> [What is required] Your task is to print the material below exactly as presented.
-*-*-
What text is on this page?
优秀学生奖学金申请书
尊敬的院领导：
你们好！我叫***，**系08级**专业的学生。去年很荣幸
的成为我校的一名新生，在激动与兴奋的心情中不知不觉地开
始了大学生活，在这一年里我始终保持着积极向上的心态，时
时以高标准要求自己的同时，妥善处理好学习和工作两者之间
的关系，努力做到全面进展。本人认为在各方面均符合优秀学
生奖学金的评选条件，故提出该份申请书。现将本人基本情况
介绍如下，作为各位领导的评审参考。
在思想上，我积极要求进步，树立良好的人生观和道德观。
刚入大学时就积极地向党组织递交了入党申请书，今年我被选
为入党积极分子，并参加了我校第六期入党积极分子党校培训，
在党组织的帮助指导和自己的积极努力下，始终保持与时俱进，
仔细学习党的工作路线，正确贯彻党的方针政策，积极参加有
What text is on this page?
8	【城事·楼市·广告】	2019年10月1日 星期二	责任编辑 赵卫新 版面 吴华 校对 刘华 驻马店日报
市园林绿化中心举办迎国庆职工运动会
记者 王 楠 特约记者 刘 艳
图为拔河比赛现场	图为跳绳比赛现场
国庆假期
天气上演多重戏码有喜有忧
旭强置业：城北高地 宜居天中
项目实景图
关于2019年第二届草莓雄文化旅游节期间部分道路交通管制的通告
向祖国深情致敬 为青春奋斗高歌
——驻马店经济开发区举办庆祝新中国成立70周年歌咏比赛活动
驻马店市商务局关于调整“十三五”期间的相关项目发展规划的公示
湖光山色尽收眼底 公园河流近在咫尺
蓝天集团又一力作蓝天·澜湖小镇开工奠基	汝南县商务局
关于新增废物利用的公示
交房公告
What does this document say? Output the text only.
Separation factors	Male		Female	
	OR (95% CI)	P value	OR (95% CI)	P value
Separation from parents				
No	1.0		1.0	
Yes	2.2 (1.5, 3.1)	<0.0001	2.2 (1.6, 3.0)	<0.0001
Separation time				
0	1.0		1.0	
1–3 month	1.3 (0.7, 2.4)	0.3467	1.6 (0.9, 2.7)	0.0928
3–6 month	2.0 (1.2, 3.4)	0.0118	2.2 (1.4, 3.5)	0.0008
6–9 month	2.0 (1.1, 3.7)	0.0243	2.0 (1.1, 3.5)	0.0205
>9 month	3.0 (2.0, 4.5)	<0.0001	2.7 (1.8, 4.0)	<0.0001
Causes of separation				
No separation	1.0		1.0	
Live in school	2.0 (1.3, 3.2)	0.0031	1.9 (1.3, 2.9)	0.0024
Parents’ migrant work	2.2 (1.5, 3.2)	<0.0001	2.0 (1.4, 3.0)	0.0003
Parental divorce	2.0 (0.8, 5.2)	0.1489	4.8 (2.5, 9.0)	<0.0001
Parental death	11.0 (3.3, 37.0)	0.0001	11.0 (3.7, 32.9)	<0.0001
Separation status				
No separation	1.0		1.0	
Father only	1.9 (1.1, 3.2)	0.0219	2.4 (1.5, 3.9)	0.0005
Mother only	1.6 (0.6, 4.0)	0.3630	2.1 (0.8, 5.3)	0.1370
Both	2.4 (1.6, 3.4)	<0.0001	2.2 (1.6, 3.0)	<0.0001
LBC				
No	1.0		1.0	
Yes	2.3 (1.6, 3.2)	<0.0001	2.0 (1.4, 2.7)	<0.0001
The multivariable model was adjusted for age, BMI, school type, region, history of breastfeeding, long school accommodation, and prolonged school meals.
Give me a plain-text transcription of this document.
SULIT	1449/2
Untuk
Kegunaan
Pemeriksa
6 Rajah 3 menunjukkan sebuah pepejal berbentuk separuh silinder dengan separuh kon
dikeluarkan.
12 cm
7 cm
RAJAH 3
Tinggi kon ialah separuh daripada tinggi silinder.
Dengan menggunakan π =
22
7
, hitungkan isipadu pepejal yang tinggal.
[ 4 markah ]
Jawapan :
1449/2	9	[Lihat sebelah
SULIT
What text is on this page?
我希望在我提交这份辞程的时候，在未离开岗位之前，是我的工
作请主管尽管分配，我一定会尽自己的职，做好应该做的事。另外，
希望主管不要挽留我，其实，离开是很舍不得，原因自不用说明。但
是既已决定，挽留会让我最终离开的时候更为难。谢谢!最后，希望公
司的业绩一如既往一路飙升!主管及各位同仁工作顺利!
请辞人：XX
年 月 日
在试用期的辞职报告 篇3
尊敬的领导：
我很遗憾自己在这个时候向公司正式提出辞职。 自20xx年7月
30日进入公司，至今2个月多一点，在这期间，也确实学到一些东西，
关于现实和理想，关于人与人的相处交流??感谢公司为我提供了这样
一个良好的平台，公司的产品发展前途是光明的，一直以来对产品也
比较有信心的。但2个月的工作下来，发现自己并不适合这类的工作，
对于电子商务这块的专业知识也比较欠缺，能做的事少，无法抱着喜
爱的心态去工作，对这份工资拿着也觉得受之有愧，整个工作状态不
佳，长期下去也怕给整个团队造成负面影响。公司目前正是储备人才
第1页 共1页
-*-*-
> [Correct result]
What text is on this page?
优秀学生奖学金申请书
尊敬的院领导：
你们好！我叫***，**系08级**专业的学生。去年很荣幸
的成为我校的一名新生，在激动与兴奋的心情中不知不觉地开
始了大学生活，在这一年里我始终保持着积极向上的心态，时
时以高标准要求自己的同时，妥善处理好学习和工作两者之间
的关系，努力做到全面进展。本人认为在各方面均符合优秀学
生奖学金的评选条件，故提出该份申请书。现将本人基本情况
介绍如下，作为各位领导的评审参考。
在思想上，我积极要求进步，树立良好的人生观和道德观。
刚入大学时就积极地向党组织递交了入党申请书，今年我被选
为入党积极分子，并参加了我校第六期入党积极分子党校培训，
在党组织的帮助指导和自己的积极努力下，始终保持与时俱进，
仔细学习党的工作路线，正确贯彻党的方针政策，积极参加有
What text is on this page?
8	【城事·楼市·广告】	2019年10月1日 星期二	责任编辑 赵卫新 版面 吴华 校对 刘华 驻马店日报
市园林绿化中心举办迎国庆职工运动会
记者 王 楠 特约记者 刘 艳
图为拔河比赛现场	图为跳绳比赛现场
国庆假期
天气上演多重戏码有喜有忧
旭强置业：城北高地 宜居天中
项目实景图
关于2019年第二届草莓雄文化旅游节期间部分道路交通管制的通告
向祖国深情致敬 为青春奋斗高歌
——驻马店经济开发区举办庆祝新中国成立70周年歌咏比赛活动
驻马店市商务局关于调整“十三五”期间的相关项目发展规划的公示
湖光山色尽收眼底 公园河流近在咫尺
蓝天集团又一力作蓝天·澜湖小镇开工奠基	汝南县商务局
关于新增废物利用的公示
交房公告
What does this document say? Output the text only.
Separation factors	Male		Female	
	OR (95% CI)	P value	OR (95% CI)	P value
Separation from parents				
No	1.0		1.0	
Yes	2.2 (1.5, 3.1)	<0.0001	2.2 (1.6, 3.0)	<0.0001
Separation time				
0	1.0		1.0	
1–3 month	1.3 (0.7, 2.4)	0.3467	1.6 (0.9, 2.7)	0.0928
3–6 month	2.0 (1.2, 3.4)	0.0118	2.2 (1.4, 3.5)	0.0008
6–9 month	2.0 (1.1, 3.7)	0.0243	2.0 (1.1, 3.5)	0.0205
>9 month	3.0 (2.0, 4.5)	<0.0001	2.7 (1.8, 4.0)	<0.0001
Causes of separation				
No separation	1.0		1.0	
Live in school	2.0 (1.3, 3.2)	0.0031	1.9 (1.3, 2.9)	0.0024
Parents’ migrant work	2.2 (1.5, 3.2)	<0.0001	2.0 (1.4, 3.0)	0.0003
Parental divorce	2.0 (0.8, 5.2)	0.1489	4.8 (2.5, 9.0)	<0.0001
Parental death	11.0 (3.3, 37.0)	0.0001	11.0 (3.7, 32.9)	<0.0001
Separation status				
No separation	1.0		1.0	
Father only	1.9 (1.1, 3.2)	0.0219	2.4 (1.5, 3.9)	0.0005
Mother only	1.6 (0.6, 4.0)	0.3630	2.1 (0.8, 5.3)	0.1370
Both	2.4 (1.6, 3.4)	<0.0001	2.2 (1.6, 3.0)	<0.0001
LBC				
No	1.0		1.0	
Yes	2.3 (1.6, 3.2)	<0.0001	2.0 (1.4, 2.7)	<0.0001
The multivariable model was adjusted for age, BMI, school type, region, history of breastfeeding, long school accommodation, and prolonged school meals.
Give me a plain-text transcription of this document.
SULIT	1449/2
Untuk
Kegunaan
Pemeriksa
6 Rajah 3 menunjukkan sebuah pepejal berbentuk separuh silinder dengan separuh kon
dikeluarkan.
12 cm
7 cm
RAJAH 3
Tinggi kon ialah separuh daripada tinggi silinder.
Dengan menggunakan π =
22
7
, hitungkan isipadu pepejal yang tinggal.
[ 4 markah ]
Jawapan :
1449/2	9	[Lihat sebelah
SULIT
What text is on this page?
我希望在我提交这份辞程的时候，在未离开岗位之前，是我的工
作请主管尽管分配，我一定会尽自己的职，做好应该做的事。另外，
希望主管不要挽留我，其实，离开是很舍不得，原因自不用说明。但
是既已决定，挽留会让我最终离开的时候更为难。谢谢!最后，希望公
司的业绩一如既往一路飙升!主管及各位同仁工作顺利!
请辞人：XX
年 月 日
在试用期的辞职报告 篇3
尊敬的领导：
我很遗憾自己在这个时候向公司正式提出辞职。 自20xx年7月
30日进入公司，至今2个月多一点，在这期间，也确实学到一些东西，
关于现实和理想，关于人与人的相处交流??感谢公司为我提供了这样
一个良好的平台，公司的产品发展前途是光明的，一直以来对产品也
比较有信心的。但2个月的工作下来，发现自己并不适合这类的工作，
对于电子商务这块的专业知识也比较欠缺，能做的事少，无法抱着喜
爱的心态去工作，对这份工资拿着也觉得受之有愧，整个工作状态不
佳，长期下去也怕给整个团队造成负面影响。公司目前正是储备人才
第1页 共1页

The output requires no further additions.